For each line that holds "username", copy the line out.

── Extracted data

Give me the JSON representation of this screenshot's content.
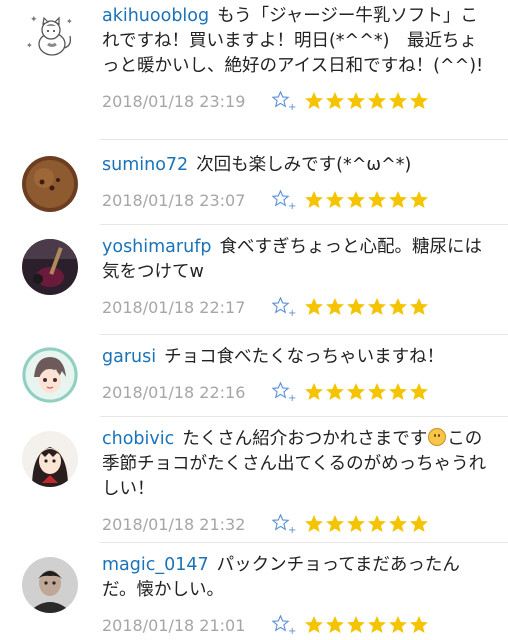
{
  "comments": [
    {
      "username": "akihuooblog",
      "text": "もう「ジャージー牛乳ソフト」これですね！買いますよ！明日(*^^*)　最近ちょっと暖かいし、絶好のアイス日和ですね！(^^)!",
      "timestamp": "2018/01/18 23:19",
      "rating": 6,
      "avatar_icon": "cat-illustration-icon"
    },
    {
      "username": "sumino72",
      "text": "次回も楽しみです(*^ω^*)",
      "timestamp": "2018/01/18 23:07",
      "rating": 6,
      "avatar_icon": "brown-ball-avatar"
    },
    {
      "username": "yoshimarufp",
      "text": "食べすぎちょっと心配。糖尿には気をつけてw",
      "timestamp": "2018/01/18 22:17",
      "rating": 6,
      "avatar_icon": "guitar-photo-avatar"
    },
    {
      "username": "garusi",
      "text": "チョコ食べたくなっちゃいますね！",
      "timestamp": "2018/01/18 22:16",
      "rating": 6,
      "avatar_icon": "anime-character-avatar"
    },
    {
      "username": "chobivic",
      "text_before_emoji": "たくさん紹介おつかれさまです",
      "text_after_emoji": "この季節チョコがたくさん出てくるのがめっちゃうれしい！",
      "emoji": "smiling-face-emoji",
      "timestamp": "2018/01/18 21:32",
      "rating": 6,
      "avatar_icon": "drawn-girl-avatar"
    },
    {
      "username": "magic_0147",
      "text": "パックンチョってまだあったんだ。懐かしい。",
      "timestamp": "2018/01/18 21:01",
      "rating": 6,
      "avatar_icon": "person-photo-avatar"
    }
  ],
  "colors": {
    "username": "#1a73b8",
    "star": "#f5c400",
    "star_outline": "#5b8fd6",
    "timestamp": "#a6a6a6"
  },
  "icons": {
    "add_star": "star-add-icon",
    "rating_star": "star-icon"
  }
}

────

:: Expected output ::
      "username": "akihuooblog",
      "username": "sumino72",
      "username": "yoshimarufp",
      "username": "garusi",
      "username": "chobivic",
      "username": "magic_0147",
    "username": "#1a73b8",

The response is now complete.